* [DESCRIPTION OF THE TASK] Gather all lines from the material that contain "interest".
^^^^
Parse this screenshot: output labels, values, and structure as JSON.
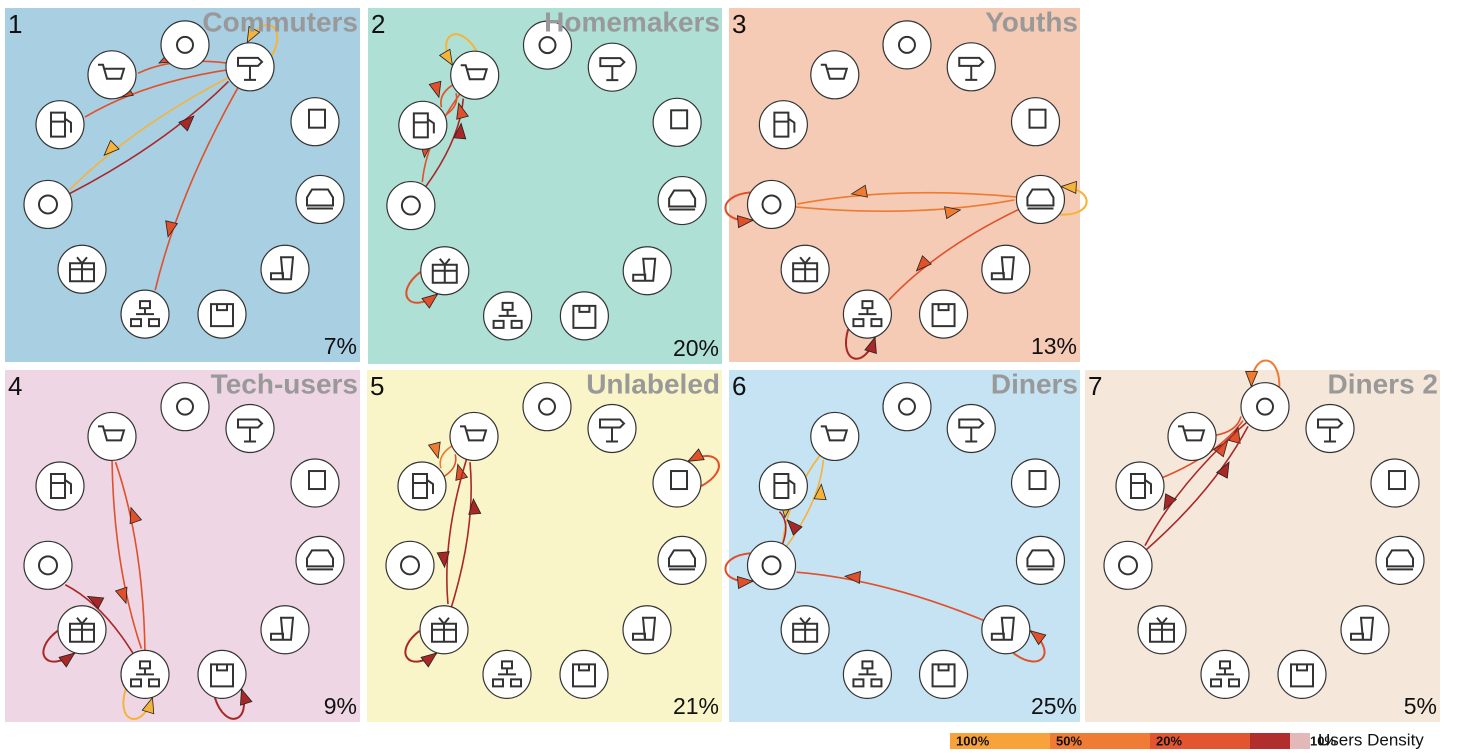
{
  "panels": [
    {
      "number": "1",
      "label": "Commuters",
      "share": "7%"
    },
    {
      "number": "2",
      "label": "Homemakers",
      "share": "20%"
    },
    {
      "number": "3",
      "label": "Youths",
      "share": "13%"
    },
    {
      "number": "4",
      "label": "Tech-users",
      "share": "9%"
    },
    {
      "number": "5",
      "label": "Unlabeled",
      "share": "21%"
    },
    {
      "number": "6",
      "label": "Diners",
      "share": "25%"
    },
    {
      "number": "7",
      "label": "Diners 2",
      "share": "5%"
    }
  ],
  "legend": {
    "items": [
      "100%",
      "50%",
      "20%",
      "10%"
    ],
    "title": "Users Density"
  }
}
^^^^
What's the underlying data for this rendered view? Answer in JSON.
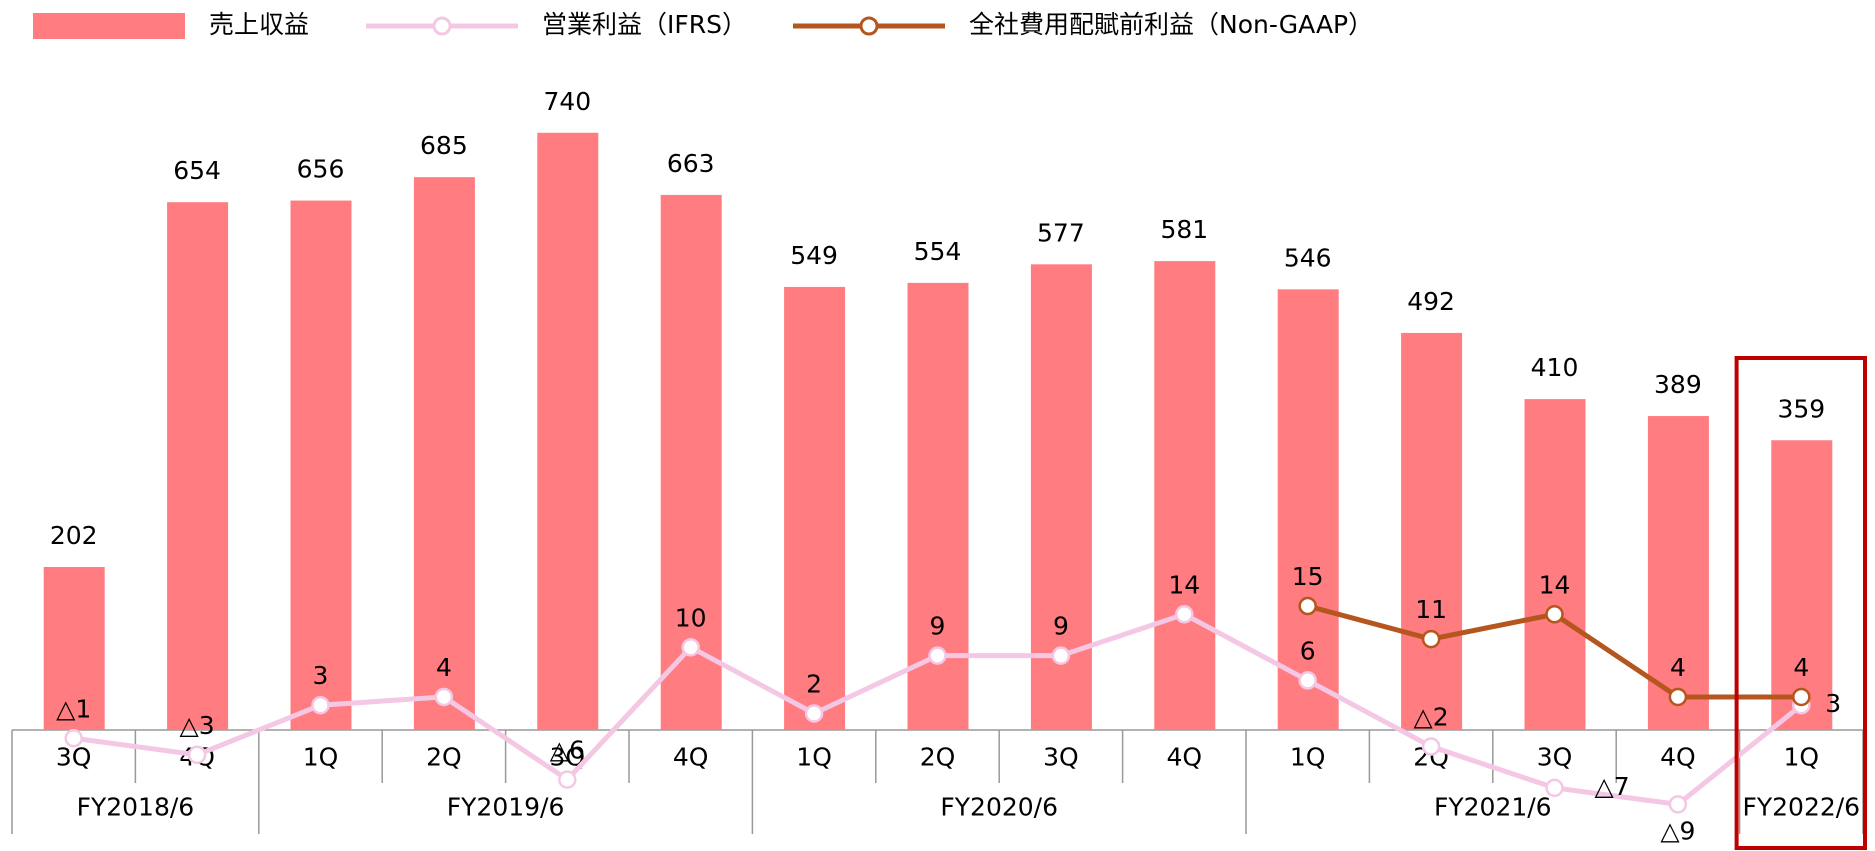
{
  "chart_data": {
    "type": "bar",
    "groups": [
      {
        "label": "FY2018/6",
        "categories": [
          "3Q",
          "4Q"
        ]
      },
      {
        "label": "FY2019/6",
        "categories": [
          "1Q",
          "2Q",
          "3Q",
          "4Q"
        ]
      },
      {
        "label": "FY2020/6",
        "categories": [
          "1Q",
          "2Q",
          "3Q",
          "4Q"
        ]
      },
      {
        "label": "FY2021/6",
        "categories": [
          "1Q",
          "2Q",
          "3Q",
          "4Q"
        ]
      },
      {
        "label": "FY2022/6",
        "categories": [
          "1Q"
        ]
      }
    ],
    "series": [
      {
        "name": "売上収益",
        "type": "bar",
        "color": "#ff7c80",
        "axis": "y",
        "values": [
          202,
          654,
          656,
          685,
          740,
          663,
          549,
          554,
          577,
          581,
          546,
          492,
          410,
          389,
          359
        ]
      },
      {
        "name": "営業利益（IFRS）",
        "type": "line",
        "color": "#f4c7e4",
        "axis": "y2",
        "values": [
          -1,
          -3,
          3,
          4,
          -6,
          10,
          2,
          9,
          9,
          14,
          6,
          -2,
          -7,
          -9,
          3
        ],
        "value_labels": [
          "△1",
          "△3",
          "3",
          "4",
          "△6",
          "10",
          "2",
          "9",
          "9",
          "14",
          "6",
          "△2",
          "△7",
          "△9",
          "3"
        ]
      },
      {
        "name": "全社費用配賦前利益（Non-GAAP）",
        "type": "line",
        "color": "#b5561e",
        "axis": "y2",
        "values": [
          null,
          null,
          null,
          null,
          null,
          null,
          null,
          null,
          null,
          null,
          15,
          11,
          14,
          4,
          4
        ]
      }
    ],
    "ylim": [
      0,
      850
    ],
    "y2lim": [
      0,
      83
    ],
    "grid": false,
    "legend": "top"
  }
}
^^^^
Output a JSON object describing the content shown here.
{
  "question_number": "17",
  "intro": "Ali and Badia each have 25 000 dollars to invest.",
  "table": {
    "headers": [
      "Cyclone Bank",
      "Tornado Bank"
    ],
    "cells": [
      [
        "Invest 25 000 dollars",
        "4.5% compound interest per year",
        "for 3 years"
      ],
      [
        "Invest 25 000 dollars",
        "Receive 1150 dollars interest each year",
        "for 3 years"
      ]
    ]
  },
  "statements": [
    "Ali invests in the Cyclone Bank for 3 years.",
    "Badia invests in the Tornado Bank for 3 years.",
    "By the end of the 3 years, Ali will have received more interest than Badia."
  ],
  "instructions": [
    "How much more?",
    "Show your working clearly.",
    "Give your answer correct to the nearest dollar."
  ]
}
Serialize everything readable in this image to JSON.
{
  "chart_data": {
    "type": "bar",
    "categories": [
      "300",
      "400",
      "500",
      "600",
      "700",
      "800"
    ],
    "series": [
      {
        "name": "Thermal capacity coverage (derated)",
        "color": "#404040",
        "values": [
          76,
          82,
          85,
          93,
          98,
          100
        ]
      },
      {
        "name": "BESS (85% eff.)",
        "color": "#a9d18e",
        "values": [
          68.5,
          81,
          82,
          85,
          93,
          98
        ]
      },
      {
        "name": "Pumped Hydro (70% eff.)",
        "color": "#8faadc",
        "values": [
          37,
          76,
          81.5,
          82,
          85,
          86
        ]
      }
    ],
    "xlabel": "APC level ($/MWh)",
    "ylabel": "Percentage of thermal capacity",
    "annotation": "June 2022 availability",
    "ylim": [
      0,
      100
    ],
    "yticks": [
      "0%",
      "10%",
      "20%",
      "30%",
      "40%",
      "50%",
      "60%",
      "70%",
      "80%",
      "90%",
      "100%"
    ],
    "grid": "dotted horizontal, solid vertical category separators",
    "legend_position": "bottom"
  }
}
^^^^
* [COMPLETE OUTPUT]
        "4.5% compound interest per year",
        "Receive 1150 dollars interest each year",
    "By the end of the 3 years, Ali will have received more interest than Badia."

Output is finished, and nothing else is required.